According to the bug report, what was the only way to unblock the database once the locks built up?

### Passage to read
◆ ◆ ◆ ◆ ◆ ◆ ◆
[MDEV-25469] transactions blocked by system user rows_log_event process that never finish - Jira

Details

Type: Bug
Status: Closed (View Workflow)
Priority: Critical
Resolution: Incomplete
Affects Version/s: 10.3.29, 10.5.9, 10.5
Fix Version/s: N/A
Component/s: Storage Engine - InnoDB, wsrep
Labels:
None

Description

Hi.
We are doing some testing with more load on our current mariadb multi-master (3) setup. However we've seen multiple times where our database stopped responding on all 3 nodes. When we checked closer it was always one node stuck with system user process like these which sleep there never-ending:

|     1 | system user  |                    | NULL       | Sleep   |   531 | Write_rows_log_event::write_row(17936337) | insert into volume ... REST OF SQL QUERY |    0.000 |

|      5 | system user |                    | NULL                | Sleep   |  3849 | Update_rows_log_event::find_row(17819732) | UPDATE `volume` SET ... REST OF SQL QUERY |    0.000 |

Then LOCKS started to buildout and processes to hang. There was nothing we could do to unblock this only restart the affected node. After restart of affected node everything seems to start again. We've checked the queries and they differ. The primary keys are set on the table(s).
◆ ◆ ◆ ◆ ◆ ◆ ◆
### Collected data
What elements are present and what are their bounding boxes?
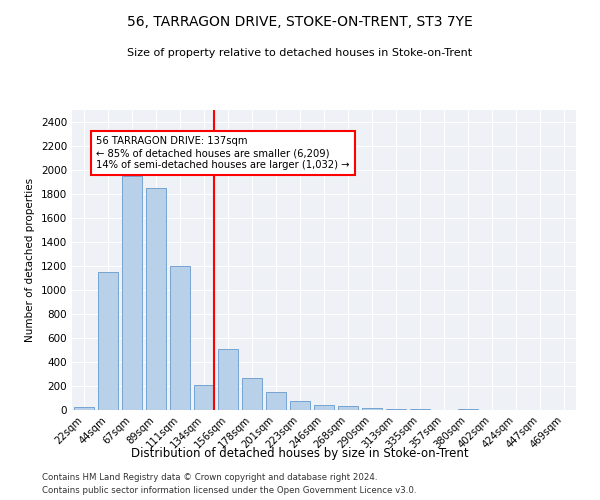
◆ ◆ ◆ ◆ ◆ ◆ ◆
### Answer to this exercise
Restarting the affected node.